§ **Your goal**
Transcribe the records below exactly as they appear.

─── Exercise inputs ───

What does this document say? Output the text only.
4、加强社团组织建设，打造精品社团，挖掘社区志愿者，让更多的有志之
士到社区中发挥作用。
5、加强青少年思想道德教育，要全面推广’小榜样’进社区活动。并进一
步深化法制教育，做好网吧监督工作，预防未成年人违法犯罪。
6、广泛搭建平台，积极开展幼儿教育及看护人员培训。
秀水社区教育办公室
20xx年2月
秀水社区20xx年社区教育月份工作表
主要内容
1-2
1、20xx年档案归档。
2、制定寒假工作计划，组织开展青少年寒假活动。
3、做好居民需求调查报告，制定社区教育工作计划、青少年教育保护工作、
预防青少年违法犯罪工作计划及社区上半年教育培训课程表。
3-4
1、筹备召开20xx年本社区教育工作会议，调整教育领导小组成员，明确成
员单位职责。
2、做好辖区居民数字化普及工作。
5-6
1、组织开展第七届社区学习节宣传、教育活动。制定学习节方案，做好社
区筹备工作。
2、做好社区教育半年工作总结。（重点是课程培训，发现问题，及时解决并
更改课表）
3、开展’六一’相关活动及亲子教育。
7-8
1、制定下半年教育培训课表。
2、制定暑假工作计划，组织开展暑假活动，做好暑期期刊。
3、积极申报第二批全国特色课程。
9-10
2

───

§ **Task output**
What does this document say? Output the text only.
4、加强社团组织建设，打造精品社团，挖掘社区志愿者，让更多的有志之
士到社区中发挥作用。
5、加强青少年思想道德教育，要全面推广’小榜样’进社区活动。并进一
步深化法制教育，做好网吧监督工作，预防未成年人违法犯罪。
6、广泛搭建平台，积极开展幼儿教育及看护人员培训。
秀水社区教育办公室
20xx年2月
秀水社区20xx年社区教育月份工作表
主要内容
1-2
1、20xx年档案归档。
2、制定寒假工作计划，组织开展青少年寒假活动。
3、做好居民需求调查报告，制定社区教育工作计划、青少年教育保护工作、
预防青少年违法犯罪工作计划及社区上半年教育培训课程表。
3-4
1、筹备召开20xx年本社区教育工作会议，调整教育领导小组成员，明确成
员单位职责。
2、做好辖区居民数字化普及工作。
5-6
1、组织开展第七届社区学习节宣传、教育活动。制定学习节方案，做好社
区筹备工作。
2、做好社区教育半年工作总结。（重点是课程培训，发现问题，及时解决并
更改课表）
3、开展’六一’相关活动及亲子教育。
7-8
1、制定下半年教育培训课表。
2、制定暑假工作计划，组织开展暑假活动，做好暑期期刊。
3、积极申报第二批全国特色课程。
9-10
2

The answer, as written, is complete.